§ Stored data
***

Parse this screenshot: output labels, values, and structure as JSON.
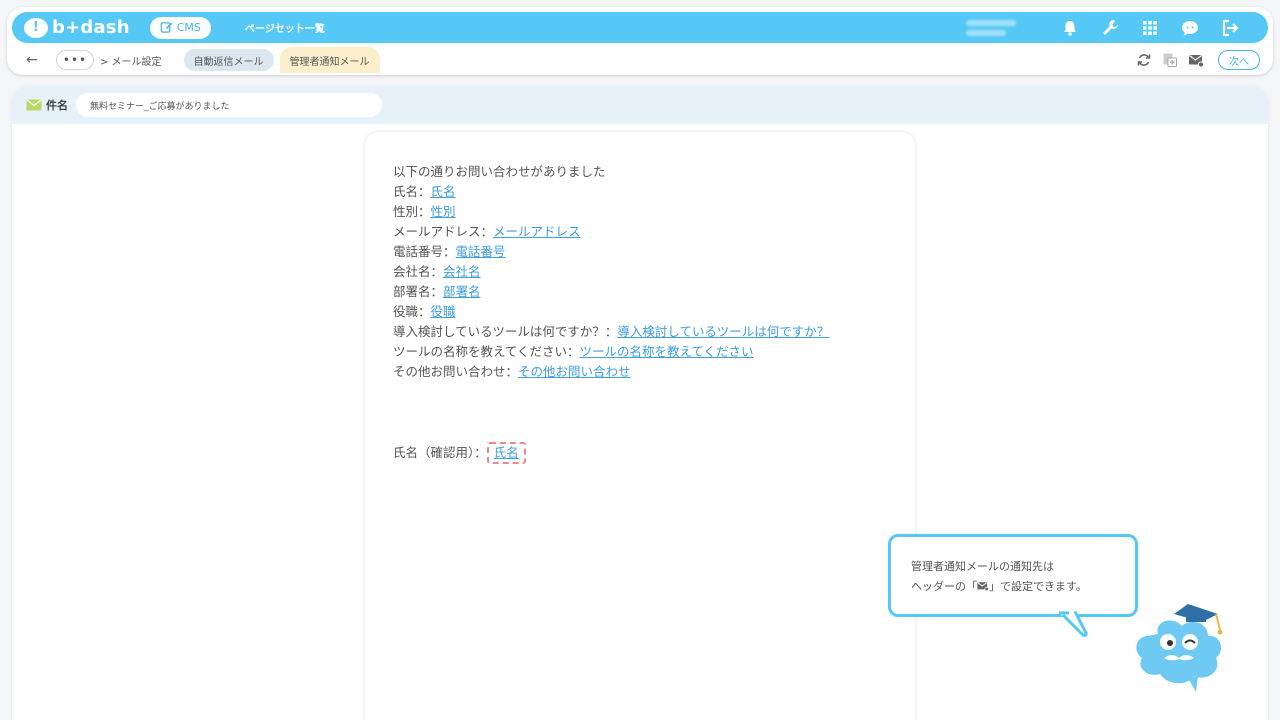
{
  "app": {
    "logo_text": "b+dash",
    "cms_label": "CMS",
    "nav_title": "ページセット一覧"
  },
  "topbar_icons": [
    "bell-icon",
    "wrench-icon",
    "grid-icon",
    "chat-icon",
    "logout-icon"
  ],
  "subbar": {
    "back_glyph": "←",
    "more_glyph": "•••",
    "breadcrumb": "> メール設定",
    "tabs": [
      {
        "label": "自動返信メール",
        "active": false
      },
      {
        "label": "管理者通知メール",
        "active": true
      }
    ],
    "next_label": "次へ"
  },
  "subject": {
    "label": "件名",
    "value": "無料セミナー_ご応募がありました"
  },
  "body": {
    "intro": "以下の通りお問い合わせがありました",
    "fields": [
      {
        "label": "氏名：",
        "tag": "氏名"
      },
      {
        "label": "性別：",
        "tag": "性別"
      },
      {
        "label": "メールアドレス：",
        "tag": "メールアドレス"
      },
      {
        "label": "電話番号：",
        "tag": "電話番号"
      },
      {
        "label": "会社名：",
        "tag": "会社名"
      },
      {
        "label": "部署名：",
        "tag": "部署名"
      },
      {
        "label": "役職：",
        "tag": "役職"
      },
      {
        "label": "導入検討しているツールは何ですか？：",
        "tag": "導入検討しているツールは何ですか？"
      },
      {
        "label": "ツールの名称を教えてください：",
        "tag": "ツールの名称を教えてください"
      },
      {
        "label": "その他お問い合わせ：",
        "tag": "その他お問い合わせ"
      }
    ],
    "confirm": {
      "label": "氏名（確認用）：",
      "tag": "氏名"
    }
  },
  "tooltip": {
    "line1": "管理者通知メールの通知先は",
    "line2_pre": "ヘッダーの「",
    "line2_post": "」で設定できます。"
  },
  "colors": {
    "brand": "#55c8f5",
    "link": "#3d9ee0",
    "highlight": "#f0868e",
    "tab_active": "#fbeecb"
  }
}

***

Restate each entry word for word, leaving out any pictures.

Parse this screenshot: output labels, values, and structure as JSON.
{
  "app": {
    "logo_text": "b+dash",
    "cms_label": "CMS",
    "nav_title": "ページセット一覧"
  },
  "topbar_icons": [
    "bell-icon",
    "wrench-icon",
    "grid-icon",
    "chat-icon",
    "logout-icon"
  ],
  "subbar": {
    "back_glyph": "←",
    "more_glyph": "•••",
    "breadcrumb": "> メール設定",
    "tabs": [
      {
        "label": "自動返信メール",
        "active": false
      },
      {
        "label": "管理者通知メール",
        "active": true
      }
    ],
    "next_label": "次へ"
  },
  "subject": {
    "label": "件名",
    "value": "無料セミナー_ご応募がありました"
  },
  "body": {
    "intro": "以下の通りお問い合わせがありました",
    "fields": [
      {
        "label": "氏名：",
        "tag": "氏名"
      },
      {
        "label": "性別：",
        "tag": "性別"
      },
      {
        "label": "メールアドレス：",
        "tag": "メールアドレス"
      },
      {
        "label": "電話番号：",
        "tag": "電話番号"
      },
      {
        "label": "会社名：",
        "tag": "会社名"
      },
      {
        "label": "部署名：",
        "tag": "部署名"
      },
      {
        "label": "役職：",
        "tag": "役職"
      },
      {
        "label": "導入検討しているツールは何ですか？：",
        "tag": "導入検討しているツールは何ですか？"
      },
      {
        "label": "ツールの名称を教えてください：",
        "tag": "ツールの名称を教えてください"
      },
      {
        "label": "その他お問い合わせ：",
        "tag": "その他お問い合わせ"
      }
    ],
    "confirm": {
      "label": "氏名（確認用）：",
      "tag": "氏名"
    }
  },
  "tooltip": {
    "line1": "管理者通知メールの通知先は",
    "line2_pre": "ヘッダーの「",
    "line2_post": "」で設定できます。"
  },
  "colors": {
    "brand": "#55c8f5",
    "link": "#3d9ee0",
    "highlight": "#f0868e",
    "tab_active": "#fbeecb"
  }
}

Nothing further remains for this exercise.